**Complete o seguinte**.
(A) No texto sobre o gás russo, em que data foi assinado o acordo em Bruxelas?
(B) Liste todos os meses do ano mencionados no texto sobre o gás russo.
(C) Por favor, prossiga com o texto sobre o gás russo a partir do ponto em que ele termina.

**Texto de estudo**.
═══
A Rússia ameaçou na terça-feira voltar a cortar o abastecimento de gás à Ucrânia se Kiev não transferir antes do final do ano 1.650 milhões de dólares (1.355 milhões de euros) como pagamento antecipado para janeiro.

«Segundo o acordo que assinamos (em Bruxelas), se a dívida de 1.650 milhões não for coberta não haverá fornecimento em janeiro», afirmou o ministro de Energia russo, Alexandr Novak.

No princípio do mês, o consórcio de gás ucraniano Naftogaz fez o pagamento antecipado do fornecimento de gás russo para dezembro, após o que Moscovo retomou o abastecimento suspenso em junho passado.

Kiev anunciou em meados de novembro que planeava retomar a compra de gás russo a partir de dezembro, depois de ter liquidado quase metade da dívida de milhares de milhões de dólares a Moscovo e na sequência do acordo assinado a 30 de outubro em Bruxelas.
═══
Entradas retiradas de um conjunto de dados
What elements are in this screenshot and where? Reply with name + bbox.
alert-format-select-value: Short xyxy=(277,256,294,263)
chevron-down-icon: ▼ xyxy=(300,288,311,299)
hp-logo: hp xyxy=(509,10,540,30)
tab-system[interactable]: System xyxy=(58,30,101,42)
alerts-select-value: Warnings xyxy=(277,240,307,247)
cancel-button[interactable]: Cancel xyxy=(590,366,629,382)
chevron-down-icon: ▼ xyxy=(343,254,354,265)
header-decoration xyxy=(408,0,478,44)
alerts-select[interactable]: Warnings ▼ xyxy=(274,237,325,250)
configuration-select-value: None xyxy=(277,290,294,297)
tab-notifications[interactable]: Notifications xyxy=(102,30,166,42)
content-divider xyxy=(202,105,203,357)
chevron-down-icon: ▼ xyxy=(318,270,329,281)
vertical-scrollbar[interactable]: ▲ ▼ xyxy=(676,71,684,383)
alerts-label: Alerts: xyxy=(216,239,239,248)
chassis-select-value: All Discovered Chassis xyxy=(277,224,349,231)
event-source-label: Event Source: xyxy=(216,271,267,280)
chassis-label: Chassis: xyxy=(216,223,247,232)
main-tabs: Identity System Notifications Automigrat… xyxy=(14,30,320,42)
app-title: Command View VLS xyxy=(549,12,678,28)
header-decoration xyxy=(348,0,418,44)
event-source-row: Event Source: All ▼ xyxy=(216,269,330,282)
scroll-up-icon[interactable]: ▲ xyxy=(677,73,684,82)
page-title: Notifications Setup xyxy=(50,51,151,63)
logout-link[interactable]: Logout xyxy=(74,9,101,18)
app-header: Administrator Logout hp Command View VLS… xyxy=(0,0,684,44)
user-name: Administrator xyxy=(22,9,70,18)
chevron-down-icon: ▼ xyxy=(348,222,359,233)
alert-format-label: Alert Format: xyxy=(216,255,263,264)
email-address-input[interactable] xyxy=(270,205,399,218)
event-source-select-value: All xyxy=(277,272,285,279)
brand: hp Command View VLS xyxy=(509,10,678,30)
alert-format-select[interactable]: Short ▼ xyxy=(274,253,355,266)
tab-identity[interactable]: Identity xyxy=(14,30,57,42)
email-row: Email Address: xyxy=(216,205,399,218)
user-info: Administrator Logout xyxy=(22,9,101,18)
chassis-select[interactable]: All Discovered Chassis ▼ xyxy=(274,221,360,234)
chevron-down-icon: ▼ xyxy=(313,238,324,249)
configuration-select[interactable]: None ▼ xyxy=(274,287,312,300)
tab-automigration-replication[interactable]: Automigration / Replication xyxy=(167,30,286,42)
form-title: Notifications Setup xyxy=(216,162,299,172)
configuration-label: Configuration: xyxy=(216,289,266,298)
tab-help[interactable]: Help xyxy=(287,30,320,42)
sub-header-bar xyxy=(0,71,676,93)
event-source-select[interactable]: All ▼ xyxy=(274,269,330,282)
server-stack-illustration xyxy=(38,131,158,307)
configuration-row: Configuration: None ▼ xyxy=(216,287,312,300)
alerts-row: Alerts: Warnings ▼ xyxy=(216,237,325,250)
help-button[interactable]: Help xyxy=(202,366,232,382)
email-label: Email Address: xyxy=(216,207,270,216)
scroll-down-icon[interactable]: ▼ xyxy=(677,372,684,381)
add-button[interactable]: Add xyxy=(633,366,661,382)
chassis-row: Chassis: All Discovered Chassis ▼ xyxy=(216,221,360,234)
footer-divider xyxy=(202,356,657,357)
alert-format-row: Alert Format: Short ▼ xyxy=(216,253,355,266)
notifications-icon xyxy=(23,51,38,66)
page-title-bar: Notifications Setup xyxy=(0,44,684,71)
═══
**Respostas dadas**.
(A) A 30 de outubro.

(B) Janeiro, junho, outubro, novembro e dezembro.

(C)
Na altura, Kiev disse que pretendia importar até 1.500 milhões de metros cúbicos em dezembro e outros 1.000 milhões para o primeiro trimestre de 2015.

A Rússia, a Ucrânia e a União Europeia comprometeram-se em Bruxelas a garantir o fornecimento de gás russo e o seu trânsito pela Ucrânia até território comunitário até março de 2015, depois de Moscovo receber garantias de que Kiev pagaria uma parte substancial da dívida antes do final do ano e que dispunha de fundos para as novas compras de gás.